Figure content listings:
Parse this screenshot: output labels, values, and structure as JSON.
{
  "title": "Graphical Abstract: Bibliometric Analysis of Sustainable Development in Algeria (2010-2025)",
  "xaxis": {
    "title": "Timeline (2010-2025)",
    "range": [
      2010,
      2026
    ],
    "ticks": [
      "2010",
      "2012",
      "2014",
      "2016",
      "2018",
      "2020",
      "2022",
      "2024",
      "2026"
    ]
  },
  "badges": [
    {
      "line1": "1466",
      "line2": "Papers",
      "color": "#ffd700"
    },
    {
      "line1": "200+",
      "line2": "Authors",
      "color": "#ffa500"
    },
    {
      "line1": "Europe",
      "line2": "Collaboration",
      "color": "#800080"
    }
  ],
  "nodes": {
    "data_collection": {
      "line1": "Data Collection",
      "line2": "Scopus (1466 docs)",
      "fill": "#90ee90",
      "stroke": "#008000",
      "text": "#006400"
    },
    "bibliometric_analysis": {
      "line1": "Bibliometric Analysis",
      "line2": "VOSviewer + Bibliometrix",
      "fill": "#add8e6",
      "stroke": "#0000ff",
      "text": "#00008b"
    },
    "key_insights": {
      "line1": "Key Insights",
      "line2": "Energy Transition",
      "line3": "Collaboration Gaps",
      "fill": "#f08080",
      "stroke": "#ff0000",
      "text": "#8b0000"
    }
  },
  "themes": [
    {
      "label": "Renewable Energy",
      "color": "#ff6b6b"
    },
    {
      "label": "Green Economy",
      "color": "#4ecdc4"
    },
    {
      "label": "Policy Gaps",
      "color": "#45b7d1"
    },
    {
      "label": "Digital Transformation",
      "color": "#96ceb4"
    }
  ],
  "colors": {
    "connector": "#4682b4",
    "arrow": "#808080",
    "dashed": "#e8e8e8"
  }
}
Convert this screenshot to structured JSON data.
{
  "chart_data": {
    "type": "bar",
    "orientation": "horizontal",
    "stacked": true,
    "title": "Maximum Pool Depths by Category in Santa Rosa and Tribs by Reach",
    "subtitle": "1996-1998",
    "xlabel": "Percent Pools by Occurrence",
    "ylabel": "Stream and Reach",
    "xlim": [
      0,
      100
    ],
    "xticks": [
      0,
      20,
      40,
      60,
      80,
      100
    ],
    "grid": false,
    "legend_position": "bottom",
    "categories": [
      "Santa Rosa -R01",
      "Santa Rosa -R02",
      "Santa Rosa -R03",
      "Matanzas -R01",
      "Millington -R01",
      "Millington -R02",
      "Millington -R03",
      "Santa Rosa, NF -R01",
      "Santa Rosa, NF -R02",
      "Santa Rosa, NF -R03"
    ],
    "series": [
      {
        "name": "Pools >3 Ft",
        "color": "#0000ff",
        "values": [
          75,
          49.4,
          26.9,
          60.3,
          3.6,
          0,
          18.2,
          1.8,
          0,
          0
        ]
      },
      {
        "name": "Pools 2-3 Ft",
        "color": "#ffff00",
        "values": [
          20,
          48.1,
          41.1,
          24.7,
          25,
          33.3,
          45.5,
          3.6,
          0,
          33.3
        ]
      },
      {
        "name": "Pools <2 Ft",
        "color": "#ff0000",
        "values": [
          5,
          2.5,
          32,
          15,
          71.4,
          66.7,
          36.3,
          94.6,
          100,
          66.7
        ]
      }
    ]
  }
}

### WRITTEN INSTRUCTION
Each line must be given again exactly as written above.

### RIGHT ANSWER
Parse this screenshot: output labels, values, and structure as JSON.
{
  "title": "Graphical Abstract: Bibliometric Analysis of Sustainable Development in Algeria (2010-2025)",
  "xaxis": {
    "title": "Timeline (2010-2025)",
    "range": [
      2010,
      2026
    ],
    "ticks": [
      "2010",
      "2012",
      "2014",
      "2016",
      "2018",
      "2020",
      "2022",
      "2024",
      "2026"
    ]
  },
  "badges": [
    {
      "line1": "1466",
      "line2": "Papers",
      "color": "#ffd700"
    },
    {
      "line1": "200+",
      "line2": "Authors",
      "color": "#ffa500"
    },
    {
      "line1": "Europe",
      "line2": "Collaboration",
      "color": "#800080"
    }
  ],
  "nodes": {
    "data_collection": {
      "line1": "Data Collection",
      "line2": "Scopus (1466 docs)",
      "fill": "#90ee90",
      "stroke": "#008000",
      "text": "#006400"
    },
    "bibliometric_analysis": {
      "line1": "Bibliometric Analysis",
      "line2": "VOSviewer + Bibliometrix",
      "fill": "#add8e6",
      "stroke": "#0000ff",
      "text": "#00008b"
    },
    "key_insights": {
      "line1": "Key Insights",
      "line2": "Energy Transition",
      "line3": "Collaboration Gaps",
      "fill": "#f08080",
      "stroke": "#ff0000",
      "text": "#8b0000"
    }
  },
  "themes": [
    {
      "label": "Renewable Energy",
      "color": "#ff6b6b"
    },
    {
      "label": "Green Economy",
      "color": "#4ecdc4"
    },
    {
      "label": "Policy Gaps",
      "color": "#45b7d1"
    },
    {
      "label": "Digital Transformation",
      "color": "#96ceb4"
    }
  ],
  "colors": {
    "connector": "#4682b4",
    "arrow": "#808080",
    "dashed": "#e8e8e8"
  }
}
Convert this screenshot to structured JSON data.
{
  "chart_data": {
    "type": "bar",
    "orientation": "horizontal",
    "stacked": true,
    "title": "Maximum Pool Depths by Category in Santa Rosa and Tribs by Reach",
    "subtitle": "1996-1998",
    "xlabel": "Percent Pools by Occurrence",
    "ylabel": "Stream and Reach",
    "xlim": [
      0,
      100
    ],
    "xticks": [
      0,
      20,
      40,
      60,
      80,
      100
    ],
    "grid": false,
    "legend_position": "bottom",
    "categories": [
      "Santa Rosa -R01",
      "Santa Rosa -R02",
      "Santa Rosa -R03",
      "Matanzas -R01",
      "Millington -R01",
      "Millington -R02",
      "Millington -R03",
      "Santa Rosa, NF -R01",
      "Santa Rosa, NF -R02",
      "Santa Rosa, NF -R03"
    ],
    "series": [
      {
        "name": "Pools >3 Ft",
        "color": "#0000ff",
        "values": [
          75,
          49.4,
          26.9,
          60.3,
          3.6,
          0,
          18.2,
          1.8,
          0,
          0
        ]
      },
      {
        "name": "Pools 2-3 Ft",
        "color": "#ffff00",
        "values": [
          20,
          48.1,
          41.1,
          24.7,
          25,
          33.3,
          45.5,
          3.6,
          0,
          33.3
        ]
      },
      {
        "name": "Pools <2 Ft",
        "color": "#ff0000",
        "values": [
          5,
          2.5,
          32,
          15,
          71.4,
          66.7,
          36.3,
          94.6,
          100,
          66.7
        ]
      }
    ]
  }
}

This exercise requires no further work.